» **TASK PROMPT**: Take the listing and print it in full, exactly as given.

» **DATA ENTRIES**:
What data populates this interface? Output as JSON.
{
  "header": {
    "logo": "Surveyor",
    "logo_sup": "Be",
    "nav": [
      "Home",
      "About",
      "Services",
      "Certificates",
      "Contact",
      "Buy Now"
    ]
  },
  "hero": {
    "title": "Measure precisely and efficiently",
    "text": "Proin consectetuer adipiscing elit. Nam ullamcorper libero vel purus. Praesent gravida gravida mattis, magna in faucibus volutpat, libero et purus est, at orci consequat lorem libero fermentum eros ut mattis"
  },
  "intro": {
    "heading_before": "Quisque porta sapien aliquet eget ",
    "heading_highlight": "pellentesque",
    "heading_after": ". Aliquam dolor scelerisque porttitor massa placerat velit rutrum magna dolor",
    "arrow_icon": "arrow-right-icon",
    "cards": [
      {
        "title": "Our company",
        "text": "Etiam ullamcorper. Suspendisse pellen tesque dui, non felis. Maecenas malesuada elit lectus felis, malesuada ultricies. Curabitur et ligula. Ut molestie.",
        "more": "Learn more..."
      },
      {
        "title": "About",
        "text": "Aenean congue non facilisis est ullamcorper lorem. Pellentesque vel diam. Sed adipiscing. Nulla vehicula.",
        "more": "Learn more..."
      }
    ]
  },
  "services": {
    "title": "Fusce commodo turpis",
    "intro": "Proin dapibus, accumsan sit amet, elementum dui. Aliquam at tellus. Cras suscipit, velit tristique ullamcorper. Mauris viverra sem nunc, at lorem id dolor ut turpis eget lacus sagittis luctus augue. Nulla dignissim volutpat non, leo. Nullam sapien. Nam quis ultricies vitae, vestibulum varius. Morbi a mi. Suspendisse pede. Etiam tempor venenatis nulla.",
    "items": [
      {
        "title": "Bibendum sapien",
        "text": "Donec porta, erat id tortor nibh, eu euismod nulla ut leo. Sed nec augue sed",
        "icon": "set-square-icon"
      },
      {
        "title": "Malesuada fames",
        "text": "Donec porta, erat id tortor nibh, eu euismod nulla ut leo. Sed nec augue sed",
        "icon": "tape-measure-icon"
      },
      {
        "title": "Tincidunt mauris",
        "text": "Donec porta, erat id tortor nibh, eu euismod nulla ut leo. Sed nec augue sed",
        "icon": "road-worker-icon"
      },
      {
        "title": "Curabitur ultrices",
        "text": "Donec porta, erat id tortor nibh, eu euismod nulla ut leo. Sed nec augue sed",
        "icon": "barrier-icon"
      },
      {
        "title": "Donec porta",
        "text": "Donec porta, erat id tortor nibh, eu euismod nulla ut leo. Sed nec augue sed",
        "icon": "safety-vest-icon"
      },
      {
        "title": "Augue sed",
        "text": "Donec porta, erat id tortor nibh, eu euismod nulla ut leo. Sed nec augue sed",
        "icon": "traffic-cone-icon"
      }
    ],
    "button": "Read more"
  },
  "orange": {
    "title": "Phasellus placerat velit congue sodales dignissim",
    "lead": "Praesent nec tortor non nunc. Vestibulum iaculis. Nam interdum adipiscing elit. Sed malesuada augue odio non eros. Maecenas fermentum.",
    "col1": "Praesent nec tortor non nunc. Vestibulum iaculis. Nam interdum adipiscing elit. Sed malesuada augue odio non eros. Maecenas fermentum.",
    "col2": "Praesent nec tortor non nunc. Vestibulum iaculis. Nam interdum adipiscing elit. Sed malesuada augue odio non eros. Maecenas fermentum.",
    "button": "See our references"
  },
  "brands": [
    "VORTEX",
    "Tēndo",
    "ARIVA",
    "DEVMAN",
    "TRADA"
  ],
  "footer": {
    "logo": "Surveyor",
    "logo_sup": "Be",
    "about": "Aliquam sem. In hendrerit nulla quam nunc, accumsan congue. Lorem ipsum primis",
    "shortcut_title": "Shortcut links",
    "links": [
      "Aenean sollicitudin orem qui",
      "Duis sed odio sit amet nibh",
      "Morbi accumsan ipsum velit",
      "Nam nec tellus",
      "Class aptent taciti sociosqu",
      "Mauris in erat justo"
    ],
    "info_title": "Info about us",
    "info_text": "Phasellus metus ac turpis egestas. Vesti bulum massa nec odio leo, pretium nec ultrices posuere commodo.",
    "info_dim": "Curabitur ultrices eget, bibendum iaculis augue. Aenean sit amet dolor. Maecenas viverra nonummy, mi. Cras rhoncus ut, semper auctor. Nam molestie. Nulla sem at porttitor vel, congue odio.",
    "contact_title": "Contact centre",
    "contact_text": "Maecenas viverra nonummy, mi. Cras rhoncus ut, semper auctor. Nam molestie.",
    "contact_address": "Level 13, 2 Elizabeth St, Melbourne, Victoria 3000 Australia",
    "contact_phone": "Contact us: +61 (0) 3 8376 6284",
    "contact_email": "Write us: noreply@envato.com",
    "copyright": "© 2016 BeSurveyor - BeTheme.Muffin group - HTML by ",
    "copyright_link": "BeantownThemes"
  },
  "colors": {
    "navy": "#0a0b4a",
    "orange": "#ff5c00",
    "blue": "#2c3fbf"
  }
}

» **FULL OUTPUT**:
What data populates this interface? Output as JSON.
{
  "header": {
    "logo": "Surveyor",
    "logo_sup": "Be",
    "nav": [
      "Home",
      "About",
      "Services",
      "Certificates",
      "Contact",
      "Buy Now"
    ]
  },
  "hero": {
    "title": "Measure precisely and efficiently",
    "text": "Proin consectetuer adipiscing elit. Nam ullamcorper libero vel purus. Praesent gravida gravida mattis, magna in faucibus volutpat, libero et purus est, at orci consequat lorem libero fermentum eros ut mattis"
  },
  "intro": {
    "heading_before": "Quisque porta sapien aliquet eget ",
    "heading_highlight": "pellentesque",
    "heading_after": ". Aliquam dolor scelerisque porttitor massa placerat velit rutrum magna dolor",
    "arrow_icon": "arrow-right-icon",
    "cards": [
      {
        "title": "Our company",
        "text": "Etiam ullamcorper. Suspendisse pellen tesque dui, non felis. Maecenas malesuada elit lectus felis, malesuada ultricies. Curabitur et ligula. Ut molestie.",
        "more": "Learn more..."
      },
      {
        "title": "About",
        "text": "Aenean congue non facilisis est ullamcorper lorem. Pellentesque vel diam. Sed adipiscing. Nulla vehicula.",
        "more": "Learn more..."
      }
    ]
  },
  "services": {
    "title": "Fusce commodo turpis",
    "intro": "Proin dapibus, accumsan sit amet, elementum dui. Aliquam at tellus. Cras suscipit, velit tristique ullamcorper. Mauris viverra sem nunc, at lorem id dolor ut turpis eget lacus sagittis luctus augue. Nulla dignissim volutpat non, leo. Nullam sapien. Nam quis ultricies vitae, vestibulum varius. Morbi a mi. Suspendisse pede. Etiam tempor venenatis nulla.",
    "items": [
      {
        "title": "Bibendum sapien",
        "text": "Donec porta, erat id tortor nibh, eu euismod nulla ut leo. Sed nec augue sed",
        "icon": "set-square-icon"
      },
      {
        "title": "Malesuada fames",
        "text": "Donec porta, erat id tortor nibh, eu euismod nulla ut leo. Sed nec augue sed",
        "icon": "tape-measure-icon"
      },
      {
        "title": "Tincidunt mauris",
        "text": "Donec porta, erat id tortor nibh, eu euismod nulla ut leo. Sed nec augue sed",
        "icon": "road-worker-icon"
      },
      {
        "title": "Curabitur ultrices",
        "text": "Donec porta, erat id tortor nibh, eu euismod nulla ut leo. Sed nec augue sed",
        "icon": "barrier-icon"
      },
      {
        "title": "Donec porta",
        "text": "Donec porta, erat id tortor nibh, eu euismod nulla ut leo. Sed nec augue sed",
        "icon": "safety-vest-icon"
      },
      {
        "title": "Augue sed",
        "text": "Donec porta, erat id tortor nibh, eu euismod nulla ut leo. Sed nec augue sed",
        "icon": "traffic-cone-icon"
      }
    ],
    "button": "Read more"
  },
  "orange": {
    "title": "Phasellus placerat velit congue sodales dignissim",
    "lead": "Praesent nec tortor non nunc. Vestibulum iaculis. Nam interdum adipiscing elit. Sed malesuada augue odio non eros. Maecenas fermentum.",
    "col1": "Praesent nec tortor non nunc. Vestibulum iaculis. Nam interdum adipiscing elit. Sed malesuada augue odio non eros. Maecenas fermentum.",
    "col2": "Praesent nec tortor non nunc. Vestibulum iaculis. Nam interdum adipiscing elit. Sed malesuada augue odio non eros. Maecenas fermentum.",
    "button": "See our references"
  },
  "brands": [
    "VORTEX",
    "Tēndo",
    "ARIVA",
    "DEVMAN",
    "TRADA"
  ],
  "footer": {
    "logo": "Surveyor",
    "logo_sup": "Be",
    "about": "Aliquam sem. In hendrerit nulla quam nunc, accumsan congue. Lorem ipsum primis",
    "shortcut_title": "Shortcut links",
    "links": [
      "Aenean sollicitudin orem qui",
      "Duis sed odio sit amet nibh",
      "Morbi accumsan ipsum velit",
      "Nam nec tellus",
      "Class aptent taciti sociosqu",
      "Mauris in erat justo"
    ],
    "info_title": "Info about us",
    "info_text": "Phasellus metus ac turpis egestas. Vesti bulum massa nec odio leo, pretium nec ultrices posuere commodo.",
    "info_dim": "Curabitur ultrices eget, bibendum iaculis augue. Aenean sit amet dolor. Maecenas viverra nonummy, mi. Cras rhoncus ut, semper auctor. Nam molestie. Nulla sem at porttitor vel, congue odio.",
    "contact_title": "Contact centre",
    "contact_text": "Maecenas viverra nonummy, mi. Cras rhoncus ut, semper auctor. Nam molestie.",
    "contact_address": "Level 13, 2 Elizabeth St, Melbourne, Victoria 3000 Australia",
    "contact_phone": "Contact us: +61 (0) 3 8376 6284",
    "contact_email": "Write us: noreply@envato.com",
    "copyright": "© 2016 BeSurveyor - BeTheme.Muffin group - HTML by ",
    "copyright_link": "BeantownThemes"
  },
  "colors": {
    "navy": "#0a0b4a",
    "orange": "#ff5c00",
    "blue": "#2c3fbf"
  }
}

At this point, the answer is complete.